Dataset rows
————

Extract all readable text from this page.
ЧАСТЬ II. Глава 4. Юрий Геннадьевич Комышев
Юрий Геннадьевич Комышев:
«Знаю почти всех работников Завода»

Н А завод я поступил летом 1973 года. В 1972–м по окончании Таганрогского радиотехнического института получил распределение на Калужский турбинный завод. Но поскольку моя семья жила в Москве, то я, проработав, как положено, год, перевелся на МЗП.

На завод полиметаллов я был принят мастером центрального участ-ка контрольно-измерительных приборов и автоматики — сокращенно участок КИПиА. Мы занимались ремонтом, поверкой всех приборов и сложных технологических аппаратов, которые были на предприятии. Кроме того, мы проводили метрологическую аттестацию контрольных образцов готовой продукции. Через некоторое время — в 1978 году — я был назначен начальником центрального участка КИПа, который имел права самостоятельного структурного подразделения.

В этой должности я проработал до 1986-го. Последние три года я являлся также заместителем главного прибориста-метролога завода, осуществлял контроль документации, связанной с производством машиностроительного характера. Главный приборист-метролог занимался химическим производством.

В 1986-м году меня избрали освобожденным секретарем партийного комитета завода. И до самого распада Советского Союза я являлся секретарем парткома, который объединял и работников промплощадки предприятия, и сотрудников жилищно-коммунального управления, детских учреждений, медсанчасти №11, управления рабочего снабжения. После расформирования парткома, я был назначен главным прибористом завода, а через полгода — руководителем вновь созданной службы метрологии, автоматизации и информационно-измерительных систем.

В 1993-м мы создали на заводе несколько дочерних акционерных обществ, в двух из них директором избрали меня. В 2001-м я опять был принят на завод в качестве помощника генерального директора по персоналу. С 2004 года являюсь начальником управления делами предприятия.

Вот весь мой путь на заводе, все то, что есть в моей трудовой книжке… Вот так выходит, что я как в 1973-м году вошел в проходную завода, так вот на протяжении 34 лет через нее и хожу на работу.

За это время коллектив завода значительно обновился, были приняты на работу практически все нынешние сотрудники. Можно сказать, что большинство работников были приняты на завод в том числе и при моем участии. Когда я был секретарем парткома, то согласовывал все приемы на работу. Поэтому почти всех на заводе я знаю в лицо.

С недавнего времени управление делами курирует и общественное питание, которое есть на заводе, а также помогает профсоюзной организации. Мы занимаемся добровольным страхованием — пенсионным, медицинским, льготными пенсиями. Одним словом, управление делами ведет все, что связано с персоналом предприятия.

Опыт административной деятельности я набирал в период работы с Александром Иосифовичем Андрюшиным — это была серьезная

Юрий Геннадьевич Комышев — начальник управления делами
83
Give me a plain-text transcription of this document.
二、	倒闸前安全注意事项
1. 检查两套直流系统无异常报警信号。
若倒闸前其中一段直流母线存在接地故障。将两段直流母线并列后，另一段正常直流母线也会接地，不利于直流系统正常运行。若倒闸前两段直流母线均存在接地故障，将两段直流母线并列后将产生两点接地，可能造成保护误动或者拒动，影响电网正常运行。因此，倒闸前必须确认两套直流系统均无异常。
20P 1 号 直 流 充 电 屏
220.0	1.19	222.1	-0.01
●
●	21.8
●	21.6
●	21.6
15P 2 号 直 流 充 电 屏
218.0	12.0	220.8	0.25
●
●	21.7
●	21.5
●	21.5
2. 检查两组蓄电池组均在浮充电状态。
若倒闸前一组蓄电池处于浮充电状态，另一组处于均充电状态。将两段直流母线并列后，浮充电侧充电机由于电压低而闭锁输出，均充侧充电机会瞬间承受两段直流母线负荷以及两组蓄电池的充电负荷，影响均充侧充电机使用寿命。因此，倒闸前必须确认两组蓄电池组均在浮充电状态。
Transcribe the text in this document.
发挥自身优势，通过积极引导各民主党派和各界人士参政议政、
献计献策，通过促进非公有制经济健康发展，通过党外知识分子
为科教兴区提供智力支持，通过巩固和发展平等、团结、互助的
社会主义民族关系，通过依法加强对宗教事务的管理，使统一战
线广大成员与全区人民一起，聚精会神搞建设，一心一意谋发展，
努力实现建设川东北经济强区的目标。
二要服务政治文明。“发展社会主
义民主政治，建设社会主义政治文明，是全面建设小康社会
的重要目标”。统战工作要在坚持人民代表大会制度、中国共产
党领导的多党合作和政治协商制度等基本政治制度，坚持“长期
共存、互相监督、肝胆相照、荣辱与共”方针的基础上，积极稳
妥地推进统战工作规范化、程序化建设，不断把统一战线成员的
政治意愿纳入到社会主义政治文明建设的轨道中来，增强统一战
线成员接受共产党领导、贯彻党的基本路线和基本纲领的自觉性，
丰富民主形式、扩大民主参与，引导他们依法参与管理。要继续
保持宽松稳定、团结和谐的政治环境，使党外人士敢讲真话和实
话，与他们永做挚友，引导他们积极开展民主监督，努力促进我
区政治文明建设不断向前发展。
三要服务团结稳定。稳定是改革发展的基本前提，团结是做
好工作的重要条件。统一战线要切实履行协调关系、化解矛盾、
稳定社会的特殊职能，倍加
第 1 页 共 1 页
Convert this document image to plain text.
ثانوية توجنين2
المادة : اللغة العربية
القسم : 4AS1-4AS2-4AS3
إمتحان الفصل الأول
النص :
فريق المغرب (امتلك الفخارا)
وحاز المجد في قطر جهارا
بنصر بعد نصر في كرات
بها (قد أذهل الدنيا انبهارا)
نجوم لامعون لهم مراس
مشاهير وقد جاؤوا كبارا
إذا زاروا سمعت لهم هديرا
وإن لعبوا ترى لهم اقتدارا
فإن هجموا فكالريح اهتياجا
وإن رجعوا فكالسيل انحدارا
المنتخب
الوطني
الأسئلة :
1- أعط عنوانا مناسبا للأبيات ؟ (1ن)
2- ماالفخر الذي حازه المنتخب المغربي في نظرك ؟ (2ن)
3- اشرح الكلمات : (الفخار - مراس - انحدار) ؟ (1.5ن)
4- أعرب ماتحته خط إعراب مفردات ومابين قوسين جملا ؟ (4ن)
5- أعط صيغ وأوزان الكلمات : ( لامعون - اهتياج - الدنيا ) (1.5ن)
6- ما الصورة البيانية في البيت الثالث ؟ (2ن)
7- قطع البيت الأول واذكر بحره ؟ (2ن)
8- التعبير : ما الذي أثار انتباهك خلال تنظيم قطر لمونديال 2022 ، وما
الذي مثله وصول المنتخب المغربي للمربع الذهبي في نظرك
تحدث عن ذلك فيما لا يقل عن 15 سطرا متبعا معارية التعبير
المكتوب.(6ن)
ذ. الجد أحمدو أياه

————

### [WORK TO COMPLETE]
Select and copy every line of the listing with the word "document".

### [OUTPUT]
Give me a plain-text transcription of this document.
Transcribe the text in this document.
Convert this document image to plain text.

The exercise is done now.